GIVEN INSTRUCTION> Show each line that has the string "Комаровский" in it.

[Begin ITEMS]

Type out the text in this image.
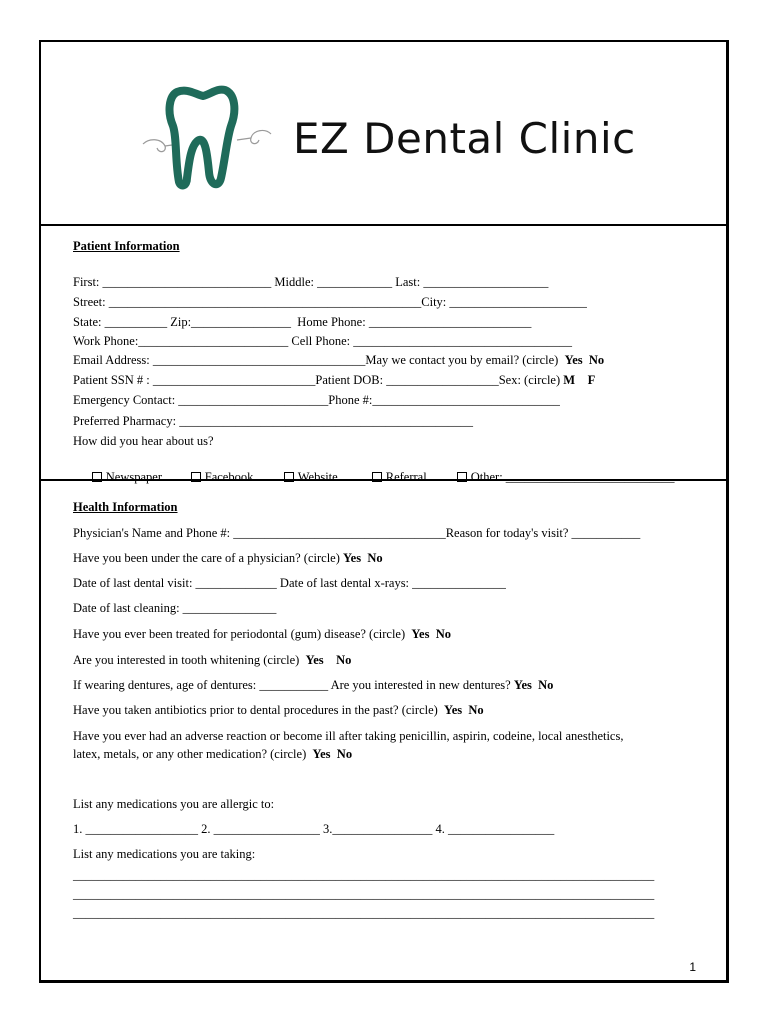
EZ Dental Clinic
Patient Information
First: ___________________________ Middle: ____________ Last: ____________________
Street: __________________________________________________City: ______________________
State: __________ Zip:________________  Home Phone: __________________________
Work Phone:________________________ Cell Phone: ___________________________________
Email Address: __________________________________May we contact you by email? (circle)  Yes No
Patient SSN # : __________________________Patient DOB: __________________Sex: (circle) M F
Emergency Contact: ________________________Phone #:______________________________
Preferred Pharmacy: _______________________________________________
How did you hear about us?

Newspaper	Facebook	Website	Referral	Other: ___________________________

Health Information
Physician's Name and Phone #: __________________________________Reason for today's visit? ___________
Have you been under the care of a physician? (circle) Yes No
Date of last dental visit: _____________ Date of last dental x-rays: _______________
Date of last cleaning: _______________
Have you ever been treated for periodontal (gum) disease? (circle)  Yes No
Are you interested in tooth whitening (circle)  Yes No
If wearing dentures, age of dentures: ___________ Are you interested in new dentures? Yes No
Have you taken antibiotics prior to dental procedures in the past? (circle)  Yes No
Have you ever had an adverse reaction or become ill after taking penicillin, aspirin, codeine, local anesthetics,
latex, metals, or any other medication? (circle)  Yes No
List any medications you are allergic to:
1. __________________ 2. _________________ 3.________________ 4. _________________
List any medications you are taking:
_____________________________________________________________________________________________
_____________________________________________________________________________________________
_____________________________________________________________________________________________
1
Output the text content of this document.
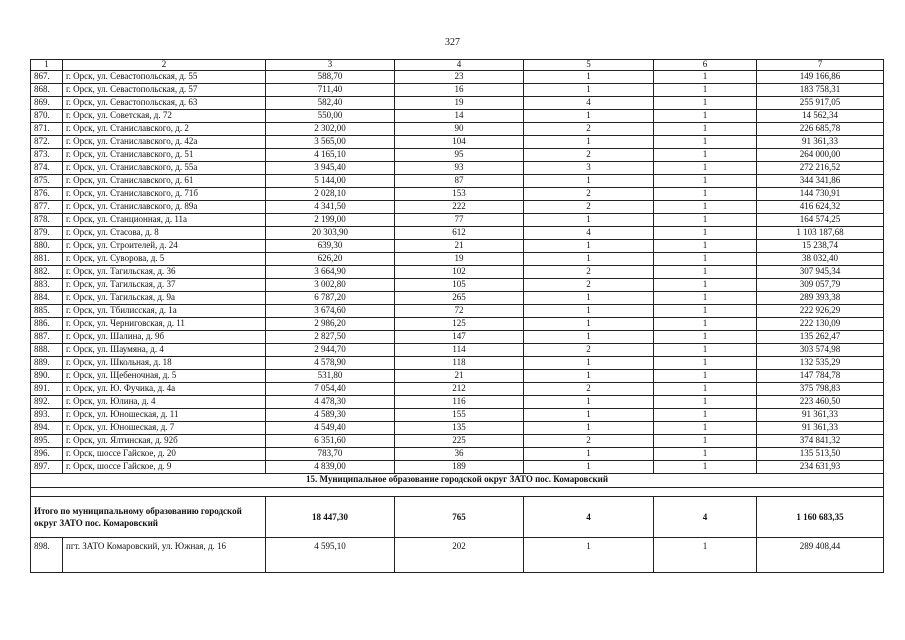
327
1	2	3	4	5	6	7
867.	г. Орск, ул. Севастопольская, д. 55	588,70	23	1	1	149 166,86
868.	г. Орск, ул. Севастопольская, д. 57	711,40	16	1	1	183 758,31
869.	г. Орск, ул. Севастопольская, д. 63	582,40	19	4	1	255 917,05
870.	г. Орск, ул. Советская, д. 72	550,00	14	1	1	14 562,34
871.	г. Орск, ул. Станиславского, д. 2	2 302,00	90	2	1	226 685,78
872.	г. Орск, ул. Станиславского, д. 42а	3 565,00	104	1	1	91 361,33
873.	г. Орск, ул. Станиславского, д. 51	4 165,10	95	2	1	264 000,00
874.	г. Орск, ул. Станиславского, д. 55а	3 945,40	93	3	1	272 216,52
875.	г. Орск, ул. Станиславского, д. 61	5 144,00	87	1	1	344 341,86
876.	г. Орск, ул. Станиславского, д. 71б	2 028,10	153	2	1	144 730,91
877.	г. Орск, ул. Станиславского, д. 89а	4 341,50	222	2	1	416 624,32
878.	г. Орск, ул. Станционная, д. 11а	2 199,00	77	1	1	164 574,25
879.	г. Орск, ул. Стасова, д. 8	20 303,90	612	4	1	1 103 187,68
880.	г. Орск, ул. Строителей, д. 24	639,30	21	1	1	15 238,74
881.	г. Орск, ул. Суворова, д. 5	626,20	19	1	1	38 032,40
882.	г. Орск, ул. Тагильская, д. 36	3 664,90	102	2	1	307 945,34
883.	г. Орск, ул. Тагильская, д. 37	3 002,80	105	2	1	309 057,79
884.	г. Орск, ул. Тагильская, д. 9а	6 787,20	265	1	1	289 393,38
885.	г. Орск, ул. Тбилисская, д. 1а	3 674,60	72	1	1	222 926,29
886.	г. Орск, ул. Черниговская, д. 11	2 986,20	125	1	1	222 130,09
887.	г. Орск, ул. Шалина, д. 9б	2 827,50	147	1	1	135 262,47
888.	г. Орск, ул. Шаумяна, д. 4	2 944,70	114	2	1	303 574,98
889.	г. Орск, ул. Школьная, д. 18	4 578,90	118	1	1	132 535,29
890.	г. Орск, ул. Щебеночная, д. 5	531,80	21	1	1	147 784,78
891.	г. Орск, ул. Ю. Фучика, д. 4а	7 054,40	212	2	1	375 798,83
892.	г. Орск, ул. Юлина, д. 4	4 478,30	116	1	1	223 460,50
893.	г. Орск, ул. Юношеская, д. 11	4 589,30	155	1	1	91 361,33
894.	г. Орск, ул. Юношеская, д. 7	4 549,40	135	1	1	91 361,33
895.	г. Орск, ул. Ялтинская, д. 92б	6 351,60	225	2	1	374 841,32
896.	г. Орск, шоссе Гайское, д. 20	783,70	36	1	1	135 513,50
897.	г. Орск, шоссе Гайское, д. 9	4 839,00	189	1	1	234 631,93
15. Муниципальное образование городской округ ЗАТО пос. Комаровский						

Итого по муниципальному образованию городской округ ЗАТО пос. Комаровский		18 447,30	765	4	4	1 160 683,35
898.	пгт. ЗАТО Комаровский, ул. Южная, д. 16	4 595,10	202	1	1	289 408,44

[End ITEMS]

WRITTEN SOLUTION>
15. Муниципальное образование городской округ ЗАТО пос. Комаровский						
Итого по муниципальному образованию городской округ ЗАТО пос. Комаровский		18 447,30	765	4	4	1 160 683,35
898.	пгт. ЗАТО Комаровский, ул. Южная, д. 16	4 595,10	202	1	1	289 408,44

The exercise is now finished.